**Task goal**
Locate the string "JSON" in the listing below. Copy every line where it is found.

**Input data**
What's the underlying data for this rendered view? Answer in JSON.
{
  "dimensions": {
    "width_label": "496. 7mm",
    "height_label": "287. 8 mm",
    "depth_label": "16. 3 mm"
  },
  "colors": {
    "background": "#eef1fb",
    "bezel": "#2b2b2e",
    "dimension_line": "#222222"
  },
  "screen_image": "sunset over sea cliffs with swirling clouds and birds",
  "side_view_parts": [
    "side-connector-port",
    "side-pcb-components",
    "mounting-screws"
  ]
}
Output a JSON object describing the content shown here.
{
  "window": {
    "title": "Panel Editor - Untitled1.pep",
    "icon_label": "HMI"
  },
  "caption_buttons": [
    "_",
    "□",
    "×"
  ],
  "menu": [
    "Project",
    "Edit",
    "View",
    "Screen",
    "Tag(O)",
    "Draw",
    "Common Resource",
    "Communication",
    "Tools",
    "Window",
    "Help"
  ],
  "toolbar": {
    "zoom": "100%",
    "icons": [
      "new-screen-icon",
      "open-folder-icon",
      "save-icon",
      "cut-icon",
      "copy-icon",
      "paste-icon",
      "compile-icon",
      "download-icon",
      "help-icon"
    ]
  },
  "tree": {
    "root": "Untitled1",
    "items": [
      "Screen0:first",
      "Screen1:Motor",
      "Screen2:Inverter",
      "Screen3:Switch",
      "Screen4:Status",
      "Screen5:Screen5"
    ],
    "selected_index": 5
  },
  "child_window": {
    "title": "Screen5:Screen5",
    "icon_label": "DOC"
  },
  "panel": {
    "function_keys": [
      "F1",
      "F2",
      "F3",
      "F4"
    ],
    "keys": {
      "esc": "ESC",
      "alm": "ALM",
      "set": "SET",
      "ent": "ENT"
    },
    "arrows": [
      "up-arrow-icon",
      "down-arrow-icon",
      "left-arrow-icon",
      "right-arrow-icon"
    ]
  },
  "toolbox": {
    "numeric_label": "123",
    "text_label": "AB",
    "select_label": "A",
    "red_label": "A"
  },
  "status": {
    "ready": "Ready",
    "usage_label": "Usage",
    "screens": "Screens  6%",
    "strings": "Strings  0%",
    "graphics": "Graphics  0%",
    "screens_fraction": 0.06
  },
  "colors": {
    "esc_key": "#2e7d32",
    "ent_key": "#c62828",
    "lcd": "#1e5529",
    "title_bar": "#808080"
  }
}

**Answer to the problem**
What's the underlying data for this rendered view? Answer in JSON.
Output a JSON object describing the content shown here.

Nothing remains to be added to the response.